## Task:
Starting from the line containing "OCR this image.", write out every remaining line exactly, the last one included.

## Supplied records:

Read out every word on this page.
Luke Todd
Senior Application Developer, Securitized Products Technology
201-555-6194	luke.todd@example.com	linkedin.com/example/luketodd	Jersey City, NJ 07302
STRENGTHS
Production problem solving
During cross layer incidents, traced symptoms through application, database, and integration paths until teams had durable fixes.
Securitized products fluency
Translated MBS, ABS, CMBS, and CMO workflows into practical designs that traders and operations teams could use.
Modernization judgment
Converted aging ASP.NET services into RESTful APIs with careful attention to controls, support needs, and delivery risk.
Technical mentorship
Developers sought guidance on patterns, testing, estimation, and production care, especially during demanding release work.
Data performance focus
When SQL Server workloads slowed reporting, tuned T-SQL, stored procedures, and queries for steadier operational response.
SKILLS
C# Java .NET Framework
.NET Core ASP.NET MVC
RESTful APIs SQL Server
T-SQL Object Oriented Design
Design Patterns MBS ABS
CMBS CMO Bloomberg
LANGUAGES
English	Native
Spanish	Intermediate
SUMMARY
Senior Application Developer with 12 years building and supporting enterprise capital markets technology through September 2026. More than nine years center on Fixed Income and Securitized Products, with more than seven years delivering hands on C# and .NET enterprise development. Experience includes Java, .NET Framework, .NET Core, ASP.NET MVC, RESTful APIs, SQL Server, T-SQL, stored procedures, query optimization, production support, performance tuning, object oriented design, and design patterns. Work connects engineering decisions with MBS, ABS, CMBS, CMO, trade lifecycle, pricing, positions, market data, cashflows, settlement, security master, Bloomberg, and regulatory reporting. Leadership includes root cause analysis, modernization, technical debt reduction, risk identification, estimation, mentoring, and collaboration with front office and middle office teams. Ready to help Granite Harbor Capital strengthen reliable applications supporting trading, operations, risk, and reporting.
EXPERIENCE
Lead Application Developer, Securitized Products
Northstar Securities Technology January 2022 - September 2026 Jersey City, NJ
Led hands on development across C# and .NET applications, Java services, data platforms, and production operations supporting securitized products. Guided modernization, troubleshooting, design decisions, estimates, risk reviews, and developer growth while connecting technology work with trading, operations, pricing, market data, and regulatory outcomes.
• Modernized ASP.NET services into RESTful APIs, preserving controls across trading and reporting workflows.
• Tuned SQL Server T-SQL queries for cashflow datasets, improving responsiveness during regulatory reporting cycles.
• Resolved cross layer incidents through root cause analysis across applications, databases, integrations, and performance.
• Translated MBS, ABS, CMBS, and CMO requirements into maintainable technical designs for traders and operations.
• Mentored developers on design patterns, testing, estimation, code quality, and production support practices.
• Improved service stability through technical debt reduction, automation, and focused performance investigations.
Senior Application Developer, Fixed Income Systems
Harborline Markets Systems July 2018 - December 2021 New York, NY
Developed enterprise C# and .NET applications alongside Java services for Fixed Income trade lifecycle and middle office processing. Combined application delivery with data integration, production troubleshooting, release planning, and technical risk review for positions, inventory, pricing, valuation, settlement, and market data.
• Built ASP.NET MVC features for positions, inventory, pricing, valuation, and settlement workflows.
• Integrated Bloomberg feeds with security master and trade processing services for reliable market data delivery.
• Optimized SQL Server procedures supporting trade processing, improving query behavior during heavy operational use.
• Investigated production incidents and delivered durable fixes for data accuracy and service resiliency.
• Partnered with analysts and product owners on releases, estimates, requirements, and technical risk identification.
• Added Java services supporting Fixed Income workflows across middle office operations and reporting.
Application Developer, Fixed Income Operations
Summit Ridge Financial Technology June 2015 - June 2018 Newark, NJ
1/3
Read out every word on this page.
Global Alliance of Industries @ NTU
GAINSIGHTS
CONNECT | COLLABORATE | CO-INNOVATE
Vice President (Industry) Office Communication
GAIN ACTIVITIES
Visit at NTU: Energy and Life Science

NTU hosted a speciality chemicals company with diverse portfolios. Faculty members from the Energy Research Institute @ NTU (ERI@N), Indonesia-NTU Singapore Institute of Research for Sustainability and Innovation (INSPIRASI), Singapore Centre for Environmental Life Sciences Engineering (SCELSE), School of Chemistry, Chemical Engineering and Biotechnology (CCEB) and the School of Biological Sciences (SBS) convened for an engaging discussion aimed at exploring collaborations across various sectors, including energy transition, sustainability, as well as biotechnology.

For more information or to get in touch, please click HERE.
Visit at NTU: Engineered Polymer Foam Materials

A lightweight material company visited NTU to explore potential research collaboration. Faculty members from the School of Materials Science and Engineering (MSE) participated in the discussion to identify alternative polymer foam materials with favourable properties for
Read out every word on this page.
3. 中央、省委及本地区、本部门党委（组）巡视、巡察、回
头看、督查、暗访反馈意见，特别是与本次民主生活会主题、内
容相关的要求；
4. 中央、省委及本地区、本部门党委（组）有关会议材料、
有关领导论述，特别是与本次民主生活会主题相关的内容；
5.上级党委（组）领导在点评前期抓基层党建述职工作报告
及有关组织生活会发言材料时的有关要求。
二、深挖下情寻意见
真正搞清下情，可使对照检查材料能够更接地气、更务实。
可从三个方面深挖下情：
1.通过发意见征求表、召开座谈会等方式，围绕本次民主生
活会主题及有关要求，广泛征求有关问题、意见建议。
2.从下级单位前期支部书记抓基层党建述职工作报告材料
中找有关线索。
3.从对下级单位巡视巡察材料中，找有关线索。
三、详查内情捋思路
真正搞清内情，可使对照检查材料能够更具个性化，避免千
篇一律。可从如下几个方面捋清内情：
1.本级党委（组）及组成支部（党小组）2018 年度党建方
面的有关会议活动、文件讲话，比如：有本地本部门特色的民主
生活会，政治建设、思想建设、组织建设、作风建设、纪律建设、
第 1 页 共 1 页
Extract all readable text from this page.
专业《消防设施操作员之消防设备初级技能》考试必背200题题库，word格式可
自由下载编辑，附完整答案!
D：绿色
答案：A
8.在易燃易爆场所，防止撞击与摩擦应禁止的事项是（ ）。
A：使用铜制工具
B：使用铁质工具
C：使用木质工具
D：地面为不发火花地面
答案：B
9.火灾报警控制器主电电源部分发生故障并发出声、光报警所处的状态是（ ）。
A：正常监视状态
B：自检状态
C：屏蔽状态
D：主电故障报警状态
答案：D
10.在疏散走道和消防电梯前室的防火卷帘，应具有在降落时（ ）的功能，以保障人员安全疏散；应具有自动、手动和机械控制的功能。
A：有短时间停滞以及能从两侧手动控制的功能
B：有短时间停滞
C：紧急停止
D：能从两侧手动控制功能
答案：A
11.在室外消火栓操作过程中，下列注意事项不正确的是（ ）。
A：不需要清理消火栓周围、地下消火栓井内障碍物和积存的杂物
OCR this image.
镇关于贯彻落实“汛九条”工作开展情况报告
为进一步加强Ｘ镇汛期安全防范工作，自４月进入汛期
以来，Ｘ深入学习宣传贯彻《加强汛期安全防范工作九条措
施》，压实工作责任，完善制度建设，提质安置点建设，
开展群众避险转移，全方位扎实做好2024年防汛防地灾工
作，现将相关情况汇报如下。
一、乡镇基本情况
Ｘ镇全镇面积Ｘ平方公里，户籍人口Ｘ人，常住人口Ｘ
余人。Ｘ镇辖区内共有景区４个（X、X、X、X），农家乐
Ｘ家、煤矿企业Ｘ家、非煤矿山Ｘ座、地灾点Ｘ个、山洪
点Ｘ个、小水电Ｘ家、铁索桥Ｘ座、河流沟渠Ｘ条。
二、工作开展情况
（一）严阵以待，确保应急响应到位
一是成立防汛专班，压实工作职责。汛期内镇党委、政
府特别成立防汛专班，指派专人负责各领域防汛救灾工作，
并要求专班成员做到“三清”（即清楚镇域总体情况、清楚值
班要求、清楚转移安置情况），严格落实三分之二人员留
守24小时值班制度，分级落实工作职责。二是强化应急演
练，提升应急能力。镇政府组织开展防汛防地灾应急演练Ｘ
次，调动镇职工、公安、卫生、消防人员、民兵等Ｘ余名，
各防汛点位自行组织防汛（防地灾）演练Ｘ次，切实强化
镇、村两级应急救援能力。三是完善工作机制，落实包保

## Output below:
OCR this image.
镇关于贯彻落实“汛九条”工作开展情况报告
为进一步加强Ｘ镇汛期安全防范工作，自４月进入汛期
以来，Ｘ深入学习宣传贯彻《加强汛期安全防范工作九条措
施》，压实工作责任，完善制度建设，提质安置点建设，
开展群众避险转移，全方位扎实做好2024年防汛防地灾工
作，现将相关情况汇报如下。
一、乡镇基本情况
Ｘ镇全镇面积Ｘ平方公里，户籍人口Ｘ人，常住人口Ｘ
余人。Ｘ镇辖区内共有景区４个（X、X、X、X），农家乐
Ｘ家、煤矿企业Ｘ家、非煤矿山Ｘ座、地灾点Ｘ个、山洪
点Ｘ个、小水电Ｘ家、铁索桥Ｘ座、河流沟渠Ｘ条。
二、工作开展情况
（一）严阵以待，确保应急响应到位
一是成立防汛专班，压实工作职责。汛期内镇党委、政
府特别成立防汛专班，指派专人负责各领域防汛救灾工作，
并要求专班成员做到“三清”（即清楚镇域总体情况、清楚值
班要求、清楚转移安置情况），严格落实三分之二人员留
守24小时值班制度，分级落实工作职责。二是强化应急演
练，提升应急能力。镇政府组织开展防汛防地灾应急演练Ｘ
次，调动镇职工、公安、卫生、消防人员、民兵等Ｘ余名，
各防汛点位自行组织防汛（防地灾）演练Ｘ次，切实强化
镇、村两级应急救援能力。三是完善工作机制，落实包保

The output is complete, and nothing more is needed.